25 enero 2017

“Croacia, el país de las ranas”


Sin que tenga que explicar el por qué o qué hago allí, en el lugar donde paso gran parte de las mañanas hay, entre muchas chicas y chicos, una adolescente de ascendencia Croata pero con habla canariona. Su madre y su abuela huyeron en los noventa de la guerra de los Balcanes porque los serbios estaban masacrando a su etnia, arribaron a Barcelona, la madre conoció a un señor alemán con el que tuvo a esta chica y acabaron viviendo en Canarias. La adolescente es como todas las chicas de su edad a pesar de su ascendencia y su mezcla extraña pues su historia produce alegría porque la gente se siga mezclando, como en la prehistoria, en este siglo de fronteras: con las hormonas a flor de piel, emocionalmente explosiva, pesada y que busca en ciertos adultos de referencia explicaciones interesadas de lo que es la vida pero sobre todo una manera de reafirmarse. Llevaba toda la mañana siguiéndome para que le diera un euro, me pilló en la cafetería y la invité a unas pipas peladas para que se callara mientras yo desayunaba. No se si fue porque se comió uno de los paquetes de golpe pero, de repente, empezó a hablar seria. Me contó que su padre alemán se fue cuando ella era muy pequeña, que le prometió volver, que le escribió un par de correos pero que, de repente, éstos dejaron de llegar. Me dijo que no sabía si estaba vivo o muerto y, esto me partió el corazón, que a veces se sentía muy triste porque la había abandonado.

-- Conjunto de tareas --
**A.** Enumera todos los lugares geográficos que se nombran en el fragmento sobre la adolescente de ascendencia croata, incluido el título.
**B.** Contesta estas preguntas con datos del fragmento mostrado:
(i) ¿En qué década huyeron la madre y la abuela de la adolescente?
(ii) ¿Qué le pidió la adolescente a quien narra durante toda la mañana?
(iii) ¿A qué la invitó quien narra en la cafetería?
Los registros no tienen relación con el fragmento.

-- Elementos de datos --
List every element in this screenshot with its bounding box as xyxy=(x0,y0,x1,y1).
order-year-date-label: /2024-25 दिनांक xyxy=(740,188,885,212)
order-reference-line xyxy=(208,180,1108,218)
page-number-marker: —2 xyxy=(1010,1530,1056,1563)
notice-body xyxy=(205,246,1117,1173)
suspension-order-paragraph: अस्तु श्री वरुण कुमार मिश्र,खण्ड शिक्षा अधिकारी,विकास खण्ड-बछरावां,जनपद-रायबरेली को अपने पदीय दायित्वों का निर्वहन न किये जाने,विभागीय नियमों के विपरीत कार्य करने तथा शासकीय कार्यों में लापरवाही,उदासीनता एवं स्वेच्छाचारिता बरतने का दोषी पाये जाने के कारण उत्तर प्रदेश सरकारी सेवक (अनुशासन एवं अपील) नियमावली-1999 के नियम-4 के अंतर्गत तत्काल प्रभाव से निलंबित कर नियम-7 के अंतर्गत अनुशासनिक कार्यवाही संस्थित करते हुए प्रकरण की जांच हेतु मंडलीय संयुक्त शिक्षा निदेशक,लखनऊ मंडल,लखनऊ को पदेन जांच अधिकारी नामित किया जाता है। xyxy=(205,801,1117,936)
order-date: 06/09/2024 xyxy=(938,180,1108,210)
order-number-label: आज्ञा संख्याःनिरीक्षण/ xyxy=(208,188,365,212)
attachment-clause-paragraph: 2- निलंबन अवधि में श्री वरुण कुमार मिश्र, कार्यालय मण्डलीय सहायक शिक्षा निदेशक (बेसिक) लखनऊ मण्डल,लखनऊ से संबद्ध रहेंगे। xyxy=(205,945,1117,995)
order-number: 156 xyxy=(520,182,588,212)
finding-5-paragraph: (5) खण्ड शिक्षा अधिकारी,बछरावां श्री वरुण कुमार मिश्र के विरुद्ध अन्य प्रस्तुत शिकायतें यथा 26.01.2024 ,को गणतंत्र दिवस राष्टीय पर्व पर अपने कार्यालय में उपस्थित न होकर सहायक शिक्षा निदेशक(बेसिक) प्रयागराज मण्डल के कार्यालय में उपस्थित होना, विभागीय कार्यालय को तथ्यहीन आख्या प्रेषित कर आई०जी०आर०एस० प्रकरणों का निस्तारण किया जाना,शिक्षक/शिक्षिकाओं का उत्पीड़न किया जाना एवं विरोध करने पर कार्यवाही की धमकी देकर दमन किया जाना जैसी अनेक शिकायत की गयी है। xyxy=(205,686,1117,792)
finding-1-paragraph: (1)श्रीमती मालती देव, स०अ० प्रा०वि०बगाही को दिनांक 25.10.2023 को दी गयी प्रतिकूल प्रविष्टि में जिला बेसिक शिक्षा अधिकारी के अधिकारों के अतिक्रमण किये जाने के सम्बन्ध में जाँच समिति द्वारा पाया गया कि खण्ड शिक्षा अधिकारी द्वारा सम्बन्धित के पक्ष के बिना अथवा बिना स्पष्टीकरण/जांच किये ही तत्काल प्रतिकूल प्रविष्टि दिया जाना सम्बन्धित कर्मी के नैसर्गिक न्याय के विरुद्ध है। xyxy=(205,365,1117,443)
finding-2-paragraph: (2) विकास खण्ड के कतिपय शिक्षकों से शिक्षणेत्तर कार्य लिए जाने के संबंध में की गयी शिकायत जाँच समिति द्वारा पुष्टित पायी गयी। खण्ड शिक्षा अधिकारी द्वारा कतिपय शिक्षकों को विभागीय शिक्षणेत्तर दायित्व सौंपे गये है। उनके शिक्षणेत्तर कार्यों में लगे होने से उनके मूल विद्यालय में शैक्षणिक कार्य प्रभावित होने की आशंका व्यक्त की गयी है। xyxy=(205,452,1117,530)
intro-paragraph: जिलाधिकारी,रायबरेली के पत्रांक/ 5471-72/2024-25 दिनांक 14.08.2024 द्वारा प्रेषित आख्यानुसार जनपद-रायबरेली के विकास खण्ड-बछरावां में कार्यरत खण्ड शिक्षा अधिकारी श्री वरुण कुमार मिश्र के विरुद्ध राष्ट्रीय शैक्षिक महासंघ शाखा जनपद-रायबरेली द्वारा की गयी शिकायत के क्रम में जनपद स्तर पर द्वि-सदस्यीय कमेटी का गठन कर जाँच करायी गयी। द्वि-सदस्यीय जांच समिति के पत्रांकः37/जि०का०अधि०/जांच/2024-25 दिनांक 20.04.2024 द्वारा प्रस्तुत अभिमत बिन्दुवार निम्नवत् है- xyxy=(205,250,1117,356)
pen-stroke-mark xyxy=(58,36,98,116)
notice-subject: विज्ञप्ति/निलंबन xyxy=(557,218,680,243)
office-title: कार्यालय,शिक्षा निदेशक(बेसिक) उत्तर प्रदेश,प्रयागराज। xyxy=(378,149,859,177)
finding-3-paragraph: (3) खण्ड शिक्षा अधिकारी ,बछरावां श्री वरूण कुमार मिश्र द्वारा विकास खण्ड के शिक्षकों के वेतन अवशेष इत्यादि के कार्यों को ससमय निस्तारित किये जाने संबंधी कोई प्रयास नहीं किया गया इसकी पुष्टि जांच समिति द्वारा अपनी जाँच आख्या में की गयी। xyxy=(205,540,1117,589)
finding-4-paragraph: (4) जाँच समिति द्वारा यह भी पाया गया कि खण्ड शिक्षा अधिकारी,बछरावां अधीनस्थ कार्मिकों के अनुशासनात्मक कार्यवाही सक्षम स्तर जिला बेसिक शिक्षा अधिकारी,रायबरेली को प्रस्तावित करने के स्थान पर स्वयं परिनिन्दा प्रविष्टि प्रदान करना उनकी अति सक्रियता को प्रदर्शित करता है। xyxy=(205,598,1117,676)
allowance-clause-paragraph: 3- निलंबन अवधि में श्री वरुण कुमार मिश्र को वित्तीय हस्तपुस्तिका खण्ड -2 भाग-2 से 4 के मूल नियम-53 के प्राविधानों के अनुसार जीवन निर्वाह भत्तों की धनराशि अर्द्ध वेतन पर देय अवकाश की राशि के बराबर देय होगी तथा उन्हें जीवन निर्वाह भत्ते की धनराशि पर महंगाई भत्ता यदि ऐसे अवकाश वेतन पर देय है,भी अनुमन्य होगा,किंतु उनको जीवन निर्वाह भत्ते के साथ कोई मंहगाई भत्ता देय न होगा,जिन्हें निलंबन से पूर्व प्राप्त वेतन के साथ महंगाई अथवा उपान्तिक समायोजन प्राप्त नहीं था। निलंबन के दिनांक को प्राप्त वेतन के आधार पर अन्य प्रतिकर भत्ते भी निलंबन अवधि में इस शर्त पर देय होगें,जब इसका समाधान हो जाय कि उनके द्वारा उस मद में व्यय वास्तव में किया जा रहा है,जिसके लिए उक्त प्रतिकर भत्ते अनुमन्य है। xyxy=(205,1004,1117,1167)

-- Respuestas escritas --
**A.** Croacia, los Balcanes, Barcelona y Canarias.

**B.**
(i) Huyeron en los noventa.
(ii) Le pidió un euro.
(iii) La invitó a unas pipas peladas.